Entries taken from a collection
◆ ◆ ◆ ◆ ◆
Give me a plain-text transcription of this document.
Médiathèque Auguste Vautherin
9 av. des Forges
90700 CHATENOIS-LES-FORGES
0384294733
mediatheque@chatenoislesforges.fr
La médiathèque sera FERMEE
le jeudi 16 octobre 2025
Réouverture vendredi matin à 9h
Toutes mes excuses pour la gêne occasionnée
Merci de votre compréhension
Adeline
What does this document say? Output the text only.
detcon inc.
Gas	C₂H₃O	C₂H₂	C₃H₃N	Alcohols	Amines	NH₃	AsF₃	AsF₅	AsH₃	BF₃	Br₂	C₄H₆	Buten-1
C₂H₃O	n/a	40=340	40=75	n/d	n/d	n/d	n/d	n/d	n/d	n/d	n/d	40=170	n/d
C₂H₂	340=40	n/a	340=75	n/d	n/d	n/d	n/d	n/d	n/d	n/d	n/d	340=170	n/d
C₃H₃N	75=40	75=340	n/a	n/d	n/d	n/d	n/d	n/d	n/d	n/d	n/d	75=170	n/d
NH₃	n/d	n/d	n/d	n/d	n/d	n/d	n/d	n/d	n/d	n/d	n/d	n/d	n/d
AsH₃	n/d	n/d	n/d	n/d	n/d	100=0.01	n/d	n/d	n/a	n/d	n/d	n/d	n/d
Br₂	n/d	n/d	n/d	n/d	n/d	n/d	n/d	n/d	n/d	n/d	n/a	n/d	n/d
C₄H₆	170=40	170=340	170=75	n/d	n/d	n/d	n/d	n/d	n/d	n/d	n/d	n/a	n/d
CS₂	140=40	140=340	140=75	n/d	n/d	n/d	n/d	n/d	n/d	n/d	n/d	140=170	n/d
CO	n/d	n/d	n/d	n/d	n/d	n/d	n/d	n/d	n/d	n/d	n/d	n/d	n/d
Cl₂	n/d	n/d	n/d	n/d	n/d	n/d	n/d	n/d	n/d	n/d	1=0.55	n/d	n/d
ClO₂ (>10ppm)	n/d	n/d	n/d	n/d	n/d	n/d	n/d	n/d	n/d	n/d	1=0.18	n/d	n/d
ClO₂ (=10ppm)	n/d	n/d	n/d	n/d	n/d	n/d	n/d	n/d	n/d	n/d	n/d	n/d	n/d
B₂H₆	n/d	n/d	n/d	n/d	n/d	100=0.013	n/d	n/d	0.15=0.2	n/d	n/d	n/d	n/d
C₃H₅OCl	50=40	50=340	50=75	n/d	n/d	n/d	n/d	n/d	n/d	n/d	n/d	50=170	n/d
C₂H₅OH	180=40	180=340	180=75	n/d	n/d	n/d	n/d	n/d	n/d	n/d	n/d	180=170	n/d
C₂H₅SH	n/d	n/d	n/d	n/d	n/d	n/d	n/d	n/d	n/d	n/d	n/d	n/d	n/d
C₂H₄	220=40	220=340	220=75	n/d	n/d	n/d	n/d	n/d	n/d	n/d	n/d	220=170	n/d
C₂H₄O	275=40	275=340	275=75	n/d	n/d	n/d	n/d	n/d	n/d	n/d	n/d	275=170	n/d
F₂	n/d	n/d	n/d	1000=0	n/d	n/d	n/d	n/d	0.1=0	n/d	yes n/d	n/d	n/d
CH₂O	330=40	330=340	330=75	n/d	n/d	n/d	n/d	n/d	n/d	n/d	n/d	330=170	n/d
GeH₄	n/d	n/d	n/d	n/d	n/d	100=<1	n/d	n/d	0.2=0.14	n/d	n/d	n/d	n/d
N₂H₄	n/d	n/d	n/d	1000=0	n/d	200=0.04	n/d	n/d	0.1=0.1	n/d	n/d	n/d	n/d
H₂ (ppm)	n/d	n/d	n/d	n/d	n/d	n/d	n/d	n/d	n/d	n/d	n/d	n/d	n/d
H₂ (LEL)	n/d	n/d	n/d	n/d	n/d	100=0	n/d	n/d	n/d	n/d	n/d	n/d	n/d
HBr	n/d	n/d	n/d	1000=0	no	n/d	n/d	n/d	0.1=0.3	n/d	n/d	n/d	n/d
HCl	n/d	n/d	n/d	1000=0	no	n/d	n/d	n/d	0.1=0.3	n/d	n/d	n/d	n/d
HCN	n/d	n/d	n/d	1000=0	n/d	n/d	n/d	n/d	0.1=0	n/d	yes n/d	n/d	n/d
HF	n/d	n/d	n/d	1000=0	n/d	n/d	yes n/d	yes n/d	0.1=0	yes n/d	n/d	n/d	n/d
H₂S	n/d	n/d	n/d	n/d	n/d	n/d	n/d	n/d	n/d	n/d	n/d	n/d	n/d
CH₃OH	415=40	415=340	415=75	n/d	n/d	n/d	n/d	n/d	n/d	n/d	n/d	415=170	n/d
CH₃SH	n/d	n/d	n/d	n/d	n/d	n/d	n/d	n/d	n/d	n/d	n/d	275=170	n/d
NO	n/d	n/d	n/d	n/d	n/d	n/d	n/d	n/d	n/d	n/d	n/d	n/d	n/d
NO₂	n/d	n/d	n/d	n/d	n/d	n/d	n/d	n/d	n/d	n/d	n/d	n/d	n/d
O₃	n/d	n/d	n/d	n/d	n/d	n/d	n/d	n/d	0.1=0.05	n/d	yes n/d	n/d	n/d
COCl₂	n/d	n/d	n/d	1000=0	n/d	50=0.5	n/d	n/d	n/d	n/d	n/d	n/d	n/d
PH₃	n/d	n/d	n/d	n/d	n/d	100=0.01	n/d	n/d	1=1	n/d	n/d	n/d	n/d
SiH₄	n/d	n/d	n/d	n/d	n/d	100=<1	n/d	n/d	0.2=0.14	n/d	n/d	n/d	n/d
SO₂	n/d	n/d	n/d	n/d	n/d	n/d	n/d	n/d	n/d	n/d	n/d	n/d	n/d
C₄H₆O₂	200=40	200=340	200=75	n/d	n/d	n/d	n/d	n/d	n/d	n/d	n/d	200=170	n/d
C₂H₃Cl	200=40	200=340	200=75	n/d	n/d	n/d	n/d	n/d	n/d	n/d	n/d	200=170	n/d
◆ ◆ ◆ ◆ ◆
◆ **PROBLEM TO WORK ON**
Look through the material above and work out how many of its lines contain "AsH₃". State the number only.

◆ **EXERCISE SOLUTION**
2